→ **Short problem**
Copy each line containing the word "가능합니다" from the records that follow, please.

* Begin *

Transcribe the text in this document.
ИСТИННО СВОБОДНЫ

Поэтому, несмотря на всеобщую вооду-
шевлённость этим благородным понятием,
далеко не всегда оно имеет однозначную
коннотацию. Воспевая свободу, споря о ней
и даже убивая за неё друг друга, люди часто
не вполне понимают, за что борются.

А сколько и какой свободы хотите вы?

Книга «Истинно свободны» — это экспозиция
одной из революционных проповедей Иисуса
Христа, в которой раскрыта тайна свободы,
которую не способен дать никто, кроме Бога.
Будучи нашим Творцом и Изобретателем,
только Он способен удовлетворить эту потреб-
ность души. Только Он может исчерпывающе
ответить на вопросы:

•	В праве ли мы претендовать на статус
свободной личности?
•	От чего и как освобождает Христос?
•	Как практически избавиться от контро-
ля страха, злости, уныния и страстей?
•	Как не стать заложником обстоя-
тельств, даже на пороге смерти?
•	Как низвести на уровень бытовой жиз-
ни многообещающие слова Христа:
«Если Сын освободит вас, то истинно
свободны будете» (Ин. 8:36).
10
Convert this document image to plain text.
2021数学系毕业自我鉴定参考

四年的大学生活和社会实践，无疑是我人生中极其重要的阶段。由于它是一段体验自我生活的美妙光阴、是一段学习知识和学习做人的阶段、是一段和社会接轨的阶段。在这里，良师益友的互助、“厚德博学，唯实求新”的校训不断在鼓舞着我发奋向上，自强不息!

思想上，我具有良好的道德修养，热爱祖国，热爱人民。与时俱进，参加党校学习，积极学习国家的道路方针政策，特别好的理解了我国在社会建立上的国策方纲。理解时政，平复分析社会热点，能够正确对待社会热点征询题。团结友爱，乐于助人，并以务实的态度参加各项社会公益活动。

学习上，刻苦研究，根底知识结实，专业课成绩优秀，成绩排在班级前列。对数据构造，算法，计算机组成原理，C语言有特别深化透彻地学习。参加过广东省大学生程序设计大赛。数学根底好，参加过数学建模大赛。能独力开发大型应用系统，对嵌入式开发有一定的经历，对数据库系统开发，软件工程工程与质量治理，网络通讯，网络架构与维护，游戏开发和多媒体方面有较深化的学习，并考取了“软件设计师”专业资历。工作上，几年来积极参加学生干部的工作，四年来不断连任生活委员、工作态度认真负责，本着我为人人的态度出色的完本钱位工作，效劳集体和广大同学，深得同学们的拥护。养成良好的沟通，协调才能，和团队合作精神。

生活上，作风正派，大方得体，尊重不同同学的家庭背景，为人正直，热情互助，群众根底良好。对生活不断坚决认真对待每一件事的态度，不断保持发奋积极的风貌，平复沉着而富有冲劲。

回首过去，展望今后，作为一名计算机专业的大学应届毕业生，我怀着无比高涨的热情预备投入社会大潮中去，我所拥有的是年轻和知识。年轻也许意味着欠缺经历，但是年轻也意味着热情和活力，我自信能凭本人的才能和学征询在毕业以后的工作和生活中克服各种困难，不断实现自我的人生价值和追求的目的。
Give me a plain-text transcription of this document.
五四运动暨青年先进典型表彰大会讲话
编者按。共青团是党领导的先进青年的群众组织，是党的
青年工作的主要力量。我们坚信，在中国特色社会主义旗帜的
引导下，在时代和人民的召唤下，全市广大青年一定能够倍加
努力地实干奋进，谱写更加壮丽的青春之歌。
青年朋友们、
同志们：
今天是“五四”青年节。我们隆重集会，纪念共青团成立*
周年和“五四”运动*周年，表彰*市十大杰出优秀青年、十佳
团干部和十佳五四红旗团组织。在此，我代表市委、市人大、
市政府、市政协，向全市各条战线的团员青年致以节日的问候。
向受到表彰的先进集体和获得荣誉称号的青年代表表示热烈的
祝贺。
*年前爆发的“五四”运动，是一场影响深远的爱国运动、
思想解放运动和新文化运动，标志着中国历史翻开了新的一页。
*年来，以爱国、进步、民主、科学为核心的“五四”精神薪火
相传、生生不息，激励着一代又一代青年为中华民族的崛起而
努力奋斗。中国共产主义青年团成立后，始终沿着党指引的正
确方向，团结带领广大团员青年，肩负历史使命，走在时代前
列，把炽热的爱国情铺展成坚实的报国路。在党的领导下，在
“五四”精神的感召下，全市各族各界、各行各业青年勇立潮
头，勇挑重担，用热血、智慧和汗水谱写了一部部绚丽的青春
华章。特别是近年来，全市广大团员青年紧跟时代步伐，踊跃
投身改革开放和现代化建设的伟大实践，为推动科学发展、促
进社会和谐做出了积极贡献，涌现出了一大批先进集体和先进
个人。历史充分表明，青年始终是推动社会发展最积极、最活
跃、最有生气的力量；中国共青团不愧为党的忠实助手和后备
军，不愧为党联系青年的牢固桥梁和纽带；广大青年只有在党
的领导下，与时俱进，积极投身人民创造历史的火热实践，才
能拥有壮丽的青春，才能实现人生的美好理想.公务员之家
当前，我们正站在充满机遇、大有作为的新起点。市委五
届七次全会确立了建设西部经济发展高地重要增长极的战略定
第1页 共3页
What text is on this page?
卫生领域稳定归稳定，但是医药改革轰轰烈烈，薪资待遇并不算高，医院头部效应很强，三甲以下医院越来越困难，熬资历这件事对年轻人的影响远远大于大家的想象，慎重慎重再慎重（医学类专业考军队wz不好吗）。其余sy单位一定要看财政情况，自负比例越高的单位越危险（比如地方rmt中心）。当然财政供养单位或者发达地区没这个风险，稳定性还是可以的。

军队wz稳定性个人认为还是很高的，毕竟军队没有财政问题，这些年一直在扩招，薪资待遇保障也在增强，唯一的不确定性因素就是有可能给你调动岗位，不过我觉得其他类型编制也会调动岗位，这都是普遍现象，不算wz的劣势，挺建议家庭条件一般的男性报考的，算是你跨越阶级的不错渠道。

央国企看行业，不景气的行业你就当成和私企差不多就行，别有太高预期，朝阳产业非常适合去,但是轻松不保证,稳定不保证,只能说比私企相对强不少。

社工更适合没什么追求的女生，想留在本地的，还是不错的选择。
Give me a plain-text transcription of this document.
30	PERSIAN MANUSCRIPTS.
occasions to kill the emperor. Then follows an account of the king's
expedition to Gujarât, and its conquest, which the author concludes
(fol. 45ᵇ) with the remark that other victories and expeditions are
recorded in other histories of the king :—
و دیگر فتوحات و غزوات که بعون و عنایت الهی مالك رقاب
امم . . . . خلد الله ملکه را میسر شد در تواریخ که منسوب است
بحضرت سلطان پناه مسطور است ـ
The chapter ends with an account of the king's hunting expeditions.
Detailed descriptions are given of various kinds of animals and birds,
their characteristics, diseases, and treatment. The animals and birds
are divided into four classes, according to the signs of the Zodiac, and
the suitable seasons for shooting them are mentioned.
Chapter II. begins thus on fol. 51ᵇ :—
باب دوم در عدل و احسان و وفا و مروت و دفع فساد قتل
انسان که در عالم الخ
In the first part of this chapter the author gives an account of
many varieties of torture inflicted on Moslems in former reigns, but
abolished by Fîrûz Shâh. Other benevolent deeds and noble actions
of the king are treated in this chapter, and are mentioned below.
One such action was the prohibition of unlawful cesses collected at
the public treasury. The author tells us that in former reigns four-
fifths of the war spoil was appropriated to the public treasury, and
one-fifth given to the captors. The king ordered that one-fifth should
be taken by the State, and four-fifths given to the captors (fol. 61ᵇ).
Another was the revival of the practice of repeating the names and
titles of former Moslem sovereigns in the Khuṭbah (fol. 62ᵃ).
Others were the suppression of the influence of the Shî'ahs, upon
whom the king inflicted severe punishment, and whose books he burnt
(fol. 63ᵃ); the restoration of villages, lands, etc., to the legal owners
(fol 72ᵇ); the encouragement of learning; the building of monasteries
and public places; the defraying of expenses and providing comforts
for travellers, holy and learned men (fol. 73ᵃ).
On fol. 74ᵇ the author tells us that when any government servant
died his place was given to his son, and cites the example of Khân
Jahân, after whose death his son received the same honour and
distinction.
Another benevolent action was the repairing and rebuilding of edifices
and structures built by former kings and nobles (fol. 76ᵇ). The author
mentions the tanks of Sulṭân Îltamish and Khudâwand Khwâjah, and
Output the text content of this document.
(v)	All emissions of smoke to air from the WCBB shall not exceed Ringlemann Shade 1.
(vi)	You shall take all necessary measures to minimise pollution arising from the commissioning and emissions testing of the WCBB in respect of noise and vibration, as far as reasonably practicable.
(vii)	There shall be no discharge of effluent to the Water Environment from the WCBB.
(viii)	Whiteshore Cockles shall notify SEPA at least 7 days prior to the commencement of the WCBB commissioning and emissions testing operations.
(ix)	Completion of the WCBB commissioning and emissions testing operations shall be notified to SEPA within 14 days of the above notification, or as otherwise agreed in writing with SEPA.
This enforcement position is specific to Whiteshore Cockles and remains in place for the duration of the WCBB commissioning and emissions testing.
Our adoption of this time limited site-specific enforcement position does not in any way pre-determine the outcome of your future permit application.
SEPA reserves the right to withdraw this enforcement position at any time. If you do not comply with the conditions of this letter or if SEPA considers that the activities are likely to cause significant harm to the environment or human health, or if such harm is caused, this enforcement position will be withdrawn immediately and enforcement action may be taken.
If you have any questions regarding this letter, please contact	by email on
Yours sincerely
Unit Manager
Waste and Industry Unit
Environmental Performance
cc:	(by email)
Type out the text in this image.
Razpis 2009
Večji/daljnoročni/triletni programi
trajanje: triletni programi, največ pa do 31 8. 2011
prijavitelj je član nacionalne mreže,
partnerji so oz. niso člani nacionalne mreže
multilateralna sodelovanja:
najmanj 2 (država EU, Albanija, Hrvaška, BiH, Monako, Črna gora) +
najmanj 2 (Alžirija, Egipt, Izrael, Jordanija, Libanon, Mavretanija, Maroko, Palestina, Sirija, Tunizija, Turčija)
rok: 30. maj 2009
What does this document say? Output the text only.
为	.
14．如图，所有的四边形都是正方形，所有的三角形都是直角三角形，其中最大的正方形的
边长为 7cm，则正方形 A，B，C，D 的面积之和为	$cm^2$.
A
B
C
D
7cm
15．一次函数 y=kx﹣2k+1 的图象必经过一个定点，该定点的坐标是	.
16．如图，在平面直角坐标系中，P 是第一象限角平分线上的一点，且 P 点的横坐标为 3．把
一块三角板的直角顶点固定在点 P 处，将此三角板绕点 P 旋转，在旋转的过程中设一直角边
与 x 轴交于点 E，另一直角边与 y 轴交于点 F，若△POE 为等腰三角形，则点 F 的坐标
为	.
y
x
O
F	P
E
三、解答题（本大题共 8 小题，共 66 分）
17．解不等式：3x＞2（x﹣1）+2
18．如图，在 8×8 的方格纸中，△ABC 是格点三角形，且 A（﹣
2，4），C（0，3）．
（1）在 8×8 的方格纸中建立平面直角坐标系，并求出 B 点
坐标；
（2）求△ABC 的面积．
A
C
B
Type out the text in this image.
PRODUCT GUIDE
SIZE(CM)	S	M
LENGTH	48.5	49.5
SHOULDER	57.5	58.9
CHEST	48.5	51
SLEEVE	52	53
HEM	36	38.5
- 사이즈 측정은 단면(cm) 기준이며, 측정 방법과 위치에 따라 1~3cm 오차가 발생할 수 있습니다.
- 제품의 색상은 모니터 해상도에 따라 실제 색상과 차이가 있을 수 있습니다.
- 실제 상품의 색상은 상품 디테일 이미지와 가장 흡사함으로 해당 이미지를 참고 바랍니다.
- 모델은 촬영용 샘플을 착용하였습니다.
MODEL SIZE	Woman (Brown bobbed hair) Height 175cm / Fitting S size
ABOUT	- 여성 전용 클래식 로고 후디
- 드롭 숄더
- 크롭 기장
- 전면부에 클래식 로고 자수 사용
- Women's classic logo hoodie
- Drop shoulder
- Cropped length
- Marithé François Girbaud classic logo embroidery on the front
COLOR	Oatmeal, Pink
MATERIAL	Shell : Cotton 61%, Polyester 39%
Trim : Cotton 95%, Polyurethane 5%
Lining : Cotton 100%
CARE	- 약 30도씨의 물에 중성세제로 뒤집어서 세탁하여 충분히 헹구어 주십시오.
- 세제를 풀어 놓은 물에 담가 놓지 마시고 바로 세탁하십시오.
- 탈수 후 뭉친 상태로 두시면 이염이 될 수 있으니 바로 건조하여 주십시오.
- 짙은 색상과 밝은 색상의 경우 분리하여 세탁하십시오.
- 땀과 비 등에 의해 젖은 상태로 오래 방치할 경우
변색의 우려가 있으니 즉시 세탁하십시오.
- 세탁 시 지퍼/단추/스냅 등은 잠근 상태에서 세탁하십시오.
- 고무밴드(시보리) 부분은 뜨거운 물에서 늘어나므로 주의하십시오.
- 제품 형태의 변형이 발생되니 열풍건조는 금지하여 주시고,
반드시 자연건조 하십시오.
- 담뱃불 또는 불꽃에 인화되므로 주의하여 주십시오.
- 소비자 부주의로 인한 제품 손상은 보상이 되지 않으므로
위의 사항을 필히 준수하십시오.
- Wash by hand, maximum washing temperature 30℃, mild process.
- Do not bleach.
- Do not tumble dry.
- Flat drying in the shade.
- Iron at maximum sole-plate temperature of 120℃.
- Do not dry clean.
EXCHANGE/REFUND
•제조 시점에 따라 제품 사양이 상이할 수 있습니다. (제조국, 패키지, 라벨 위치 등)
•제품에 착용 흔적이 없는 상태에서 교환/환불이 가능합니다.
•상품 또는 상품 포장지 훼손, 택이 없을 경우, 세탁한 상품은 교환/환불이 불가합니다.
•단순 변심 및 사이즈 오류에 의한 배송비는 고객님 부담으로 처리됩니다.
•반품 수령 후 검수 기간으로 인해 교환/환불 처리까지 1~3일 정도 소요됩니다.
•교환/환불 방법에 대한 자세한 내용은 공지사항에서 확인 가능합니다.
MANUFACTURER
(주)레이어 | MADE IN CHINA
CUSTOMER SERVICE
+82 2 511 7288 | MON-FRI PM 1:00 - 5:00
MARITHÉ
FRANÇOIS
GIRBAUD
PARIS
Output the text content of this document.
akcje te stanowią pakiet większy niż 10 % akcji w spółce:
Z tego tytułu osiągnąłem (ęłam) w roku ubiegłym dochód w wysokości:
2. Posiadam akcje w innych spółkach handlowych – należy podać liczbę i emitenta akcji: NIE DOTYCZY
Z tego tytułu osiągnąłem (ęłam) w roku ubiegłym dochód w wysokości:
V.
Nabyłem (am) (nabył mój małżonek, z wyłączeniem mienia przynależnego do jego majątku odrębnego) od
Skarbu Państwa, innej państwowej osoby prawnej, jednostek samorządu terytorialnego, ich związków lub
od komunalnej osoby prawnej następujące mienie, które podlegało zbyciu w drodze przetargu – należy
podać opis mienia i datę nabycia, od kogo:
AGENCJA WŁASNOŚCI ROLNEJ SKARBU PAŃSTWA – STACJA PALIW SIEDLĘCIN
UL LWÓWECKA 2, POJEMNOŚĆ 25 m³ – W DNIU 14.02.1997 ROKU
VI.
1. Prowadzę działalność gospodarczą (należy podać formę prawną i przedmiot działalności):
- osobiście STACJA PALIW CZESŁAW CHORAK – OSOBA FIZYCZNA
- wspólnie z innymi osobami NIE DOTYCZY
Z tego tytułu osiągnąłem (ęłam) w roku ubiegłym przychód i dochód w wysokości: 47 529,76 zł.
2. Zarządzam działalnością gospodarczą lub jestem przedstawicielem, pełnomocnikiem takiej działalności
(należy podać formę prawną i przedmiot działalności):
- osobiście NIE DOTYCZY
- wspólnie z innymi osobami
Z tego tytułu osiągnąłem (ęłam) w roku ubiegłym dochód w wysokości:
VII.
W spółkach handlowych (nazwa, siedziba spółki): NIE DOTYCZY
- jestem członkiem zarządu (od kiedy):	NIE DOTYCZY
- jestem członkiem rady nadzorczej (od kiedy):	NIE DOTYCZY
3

* End *

→ **Response to this exercise**
•제품에 착용 흔적이 없는 상태에서 교환/환불이 가능합니다.
•교환/환불 방법에 대한 자세한 내용은 공지사항에서 확인 가능합니다.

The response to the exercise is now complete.